*Opgaven*:
**1)** Vat de tekst over de uitsmeerregeling samen in twee zinnen.
**2)** Hernoem in de tekst over de uitsmeerregeling "inspecteur" tot "belastingambtenaar" en geef het gedeelte van "3. De inspecteur" tot "het bezwaar afgewezen." opnieuw weer.
**3)** Vervolg de tekst over de uitsmeerregeling na de laatste zin.

*Brontekst*:
——————

3. De inspecteur heeft de aanslag (dagtekening 9 juni 2000) overeenkomstig de aangifte opgelegd. Daarbij is de maximale rentevrijstelling van ƒ 2.000 toegekend. De inspecteur heeft het verzoek om toepassing van de uitsmeerregeling voor de onder 1. genoemde rente-inkomsten afgewezen. De toepassing van de uitsmeerregeling op alleen de nabetaalde uitkeringen leidde niet tot een vermindering van de verschuldigde belasting; reden waarom de uitsmeerregeling ten aanzien van de nabetaalde uitkeringen geen toepas-sing heeft gevonden. Bij de bestreden uitspraak heeft de inspecteur het bezwaar afgewezen.
4. In geschil is of:
(a) de uitsmeerregeling van toepassing is op de voornoemde aan belanghebbende betaalde rentebedragen;
(b) belanghebbende in het onderhavige jaar een rentevrijstelling hoger dan ƒ 2.000 kan claimen; en
(c) het gelijkheidsbeginsel geschonden is,
welke vragen belanghebbende bevestigend en de inspecteur ontkennend beantwoordt.

——————

*Gegevensblok*:
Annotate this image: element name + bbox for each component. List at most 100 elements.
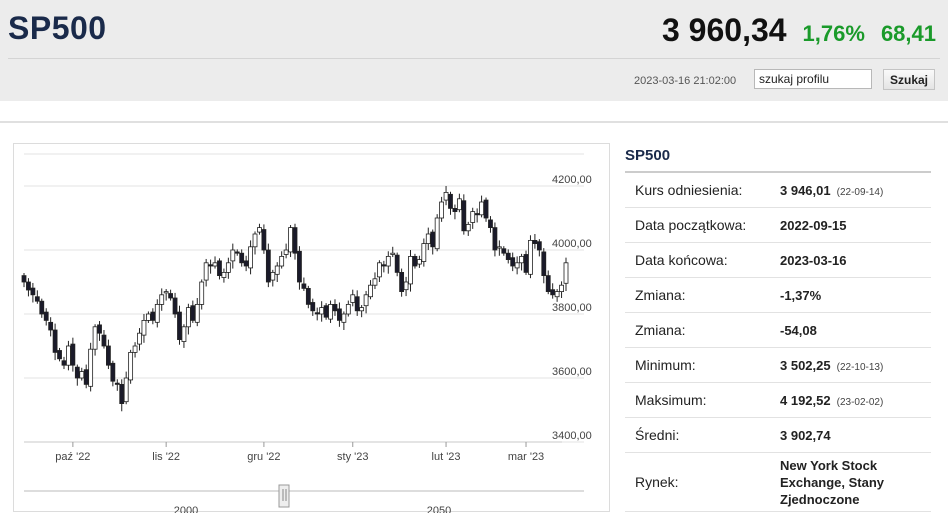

——————

*Antwoorden per opgave*:
**1)** De inspecteur heeft de aanslag overeenkomstig de aangifte opgelegd met een rentevrijstelling van ƒ 2.000, het verzoek om toepassing van de uitsmeerregeling op de rente-inkomsten afgewezen en bij de bestreden uitspraak ook het bezwaar afgewezen. In geschil is of de uitsmeerregeling op de rentebedragen van toepassing is, of belanghebbende een hogere rentevrijstelling dan ƒ 2.000 kan claimen en of het gelijkheidsbeginsel is geschonden, wat belanghebbende bevestigt en de inspecteur ontkent.

**2)**
3. De belastingambtenaar heeft de aanslag (dagtekening 9 juni 2000) overeenkomstig de aangifte opgelegd. Daarbij is de maximale rentevrijstelling van ƒ 2.000 toegekend. De belastingambtenaar heeft het verzoek om toepassing van de uitsmeerregeling voor de onder 1. genoemde rente-inkomsten afgewezen. De toepassing van de uitsmeerregeling op alleen de nabetaalde uitkeringen leidde niet tot een vermindering van de verschuldigde belasting; reden waarom de uitsmeerregeling ten aanzien van de nabetaalde uitkeringen geen toepas-sing heeft gevonden. Bij de bestreden uitspraak heeft de belastingambtenaar het bezwaar afgewezen.

**3)**
5. De uitsmeerregeling is de door de Staatssecretaris van Financiën verleende goedkeuring nabetaalde inkomsten toe te rekenen aan de jaren waarop die inkomsten naar hun aard betrekking hebben (resolutie van 4 oktober 1991, nr. DB91/4045, BNB 1991/347). Een dergelijk geval doet zich hier niet voor: het recht van belanghebbende op de rentebetalingen is eerst ontstaan bij de nabetaling WAO en de nabetaling ziektewet (beide in 1999), en niet reeds eerder, zodat geen sprake is van aanlooptermijnen. Onder aanlooptermijnen wordt in dit verband verstaan termijnen van inkomsten welke door vertraging in de uitbetaling gecumuleerd zijn genoten op een later tijdstip dan het tijdstip waarop het recht op die inkomsten voor het eerst is ontstaan. Het uitsmeerbeleid is niet van toepassing op de aan belanghebbende betaalde rentebedragen.
6. Ingevolge artikel 42b, derde lid, van de Wet op de inkomstenbelasting 1964 bedraagt de maximale rentevrijstelling in casu ƒ 2.000. Noch de inspecteur, noch het Hof is bevoegd om het bedrag van de rentevrijstelling op een hoger bedrag te bepalen. Voor zover het belanghebbendes verzoek is de bedragen van de rentevrijstelling in de jaren voorafgaand aan 1999 aan te passen, merkt het Hof op dat de onderhavige zaak enkel de aanslag 1999 betreft en het in het kader van de onderhavige beroepszaak onmogelijk is om een uitspraak over enig ander jaar te doen.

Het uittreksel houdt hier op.